▶ **Dataset entries**:
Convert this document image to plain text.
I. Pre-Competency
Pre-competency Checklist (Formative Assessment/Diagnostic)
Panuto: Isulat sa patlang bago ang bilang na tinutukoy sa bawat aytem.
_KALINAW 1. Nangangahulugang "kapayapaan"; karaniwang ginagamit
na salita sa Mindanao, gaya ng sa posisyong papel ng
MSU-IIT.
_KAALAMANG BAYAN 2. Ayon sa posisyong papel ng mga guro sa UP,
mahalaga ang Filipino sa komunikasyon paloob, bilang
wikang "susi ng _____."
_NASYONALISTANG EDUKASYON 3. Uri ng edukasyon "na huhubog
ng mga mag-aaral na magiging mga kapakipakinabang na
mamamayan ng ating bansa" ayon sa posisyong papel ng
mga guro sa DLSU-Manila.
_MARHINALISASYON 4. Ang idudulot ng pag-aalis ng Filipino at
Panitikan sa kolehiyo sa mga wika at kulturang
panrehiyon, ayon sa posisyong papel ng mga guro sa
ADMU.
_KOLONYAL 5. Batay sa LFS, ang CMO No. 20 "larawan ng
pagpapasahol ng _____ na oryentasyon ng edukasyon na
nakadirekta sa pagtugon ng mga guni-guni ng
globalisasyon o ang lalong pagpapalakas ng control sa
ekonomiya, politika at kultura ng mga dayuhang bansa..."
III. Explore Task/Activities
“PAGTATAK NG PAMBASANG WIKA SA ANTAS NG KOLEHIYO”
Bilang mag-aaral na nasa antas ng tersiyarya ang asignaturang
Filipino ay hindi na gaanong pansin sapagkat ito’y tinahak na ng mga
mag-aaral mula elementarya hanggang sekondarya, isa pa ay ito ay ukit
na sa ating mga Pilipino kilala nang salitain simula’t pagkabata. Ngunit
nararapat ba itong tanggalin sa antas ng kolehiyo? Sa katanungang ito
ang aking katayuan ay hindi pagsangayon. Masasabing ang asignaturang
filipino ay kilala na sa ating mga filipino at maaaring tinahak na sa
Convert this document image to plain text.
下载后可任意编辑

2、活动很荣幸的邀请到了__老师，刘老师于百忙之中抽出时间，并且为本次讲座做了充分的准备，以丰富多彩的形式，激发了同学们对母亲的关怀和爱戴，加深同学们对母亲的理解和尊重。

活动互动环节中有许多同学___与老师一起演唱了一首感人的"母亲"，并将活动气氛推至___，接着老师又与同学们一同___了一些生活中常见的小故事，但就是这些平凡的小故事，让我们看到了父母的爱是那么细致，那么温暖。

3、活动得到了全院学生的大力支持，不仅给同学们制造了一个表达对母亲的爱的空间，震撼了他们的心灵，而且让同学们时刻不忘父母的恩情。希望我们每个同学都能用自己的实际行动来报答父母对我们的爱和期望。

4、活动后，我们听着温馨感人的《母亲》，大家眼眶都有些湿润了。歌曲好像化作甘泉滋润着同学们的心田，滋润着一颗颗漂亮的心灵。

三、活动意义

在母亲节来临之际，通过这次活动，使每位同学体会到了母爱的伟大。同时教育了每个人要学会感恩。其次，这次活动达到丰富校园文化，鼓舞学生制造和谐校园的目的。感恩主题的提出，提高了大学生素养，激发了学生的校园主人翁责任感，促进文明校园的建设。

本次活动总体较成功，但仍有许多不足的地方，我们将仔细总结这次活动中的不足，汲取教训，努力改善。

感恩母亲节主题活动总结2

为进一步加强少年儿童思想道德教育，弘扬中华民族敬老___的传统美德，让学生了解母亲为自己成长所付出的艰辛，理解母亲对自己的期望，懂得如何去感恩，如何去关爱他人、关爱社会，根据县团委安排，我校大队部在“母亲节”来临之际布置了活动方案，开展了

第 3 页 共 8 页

▶ **Stated exercise**:
All of the data needs to be reproduced exactly, with no line missing.

▶ **Final result**:
Convert this document image to plain text.
I. Pre-Competency
Pre-competency Checklist (Formative Assessment/Diagnostic)
Panuto: Isulat sa patlang bago ang bilang na tinutukoy sa bawat aytem.
_KALINAW 1. Nangangahulugang "kapayapaan"; karaniwang ginagamit
na salita sa Mindanao, gaya ng sa posisyong papel ng
MSU-IIT.
_KAALAMANG BAYAN 2. Ayon sa posisyong papel ng mga guro sa UP,
mahalaga ang Filipino sa komunikasyon paloob, bilang
wikang "susi ng _____."
_NASYONALISTANG EDUKASYON 3. Uri ng edukasyon "na huhubog
ng mga mag-aaral na magiging mga kapakipakinabang na
mamamayan ng ating bansa" ayon sa posisyong papel ng
mga guro sa DLSU-Manila.
_MARHINALISASYON 4. Ang idudulot ng pag-aalis ng Filipino at
Panitikan sa kolehiyo sa mga wika at kulturang
panrehiyon, ayon sa posisyong papel ng mga guro sa
ADMU.
_KOLONYAL 5. Batay sa LFS, ang CMO No. 20 "larawan ng
pagpapasahol ng _____ na oryentasyon ng edukasyon na
nakadirekta sa pagtugon ng mga guni-guni ng
globalisasyon o ang lalong pagpapalakas ng control sa
ekonomiya, politika at kultura ng mga dayuhang bansa..."
III. Explore Task/Activities
“PAGTATAK NG PAMBASANG WIKA SA ANTAS NG KOLEHIYO”
Bilang mag-aaral na nasa antas ng tersiyarya ang asignaturang
Filipino ay hindi na gaanong pansin sapagkat ito’y tinahak na ng mga
mag-aaral mula elementarya hanggang sekondarya, isa pa ay ito ay ukit
na sa ating mga Pilipino kilala nang salitain simula’t pagkabata. Ngunit
nararapat ba itong tanggalin sa antas ng kolehiyo? Sa katanungang ito
ang aking katayuan ay hindi pagsangayon. Masasabing ang asignaturang
filipino ay kilala na sa ating mga filipino at maaaring tinahak na sa
Convert this document image to plain text.
下载后可任意编辑

2、活动很荣幸的邀请到了__老师，刘老师于百忙之中抽出时间，并且为本次讲座做了充分的准备，以丰富多彩的形式，激发了同学们对母亲的关怀和爱戴，加深同学们对母亲的理解和尊重。

活动互动环节中有许多同学___与老师一起演唱了一首感人的"母亲"，并将活动气氛推至___，接着老师又与同学们一同___了一些生活中常见的小故事，但就是这些平凡的小故事，让我们看到了父母的爱是那么细致，那么温暖。

3、活动得到了全院学生的大力支持，不仅给同学们制造了一个表达对母亲的爱的空间，震撼了他们的心灵，而且让同学们时刻不忘父母的恩情。希望我们每个同学都能用自己的实际行动来报答父母对我们的爱和期望。

4、活动后，我们听着温馨感人的《母亲》，大家眼眶都有些湿润了。歌曲好像化作甘泉滋润着同学们的心田，滋润着一颗颗漂亮的心灵。

三、活动意义

在母亲节来临之际，通过这次活动，使每位同学体会到了母爱的伟大。同时教育了每个人要学会感恩。其次，这次活动达到丰富校园文化，鼓舞学生制造和谐校园的目的。感恩主题的提出，提高了大学生素养，激发了学生的校园主人翁责任感，促进文明校园的建设。

本次活动总体较成功，但仍有许多不足的地方，我们将仔细总结这次活动中的不足，汲取教训，努力改善。

感恩母亲节主题活动总结2

为进一步加强少年儿童思想道德教育，弘扬中华民族敬老___的传统美德，让学生了解母亲为自己成长所付出的艰辛，理解母亲对自己的期望，懂得如何去感恩，如何去关爱他人、关爱社会，根据县团委安排，我校大队部在“母亲节”来临之际布置了活动方案，开展了

第 3 页 共 8 页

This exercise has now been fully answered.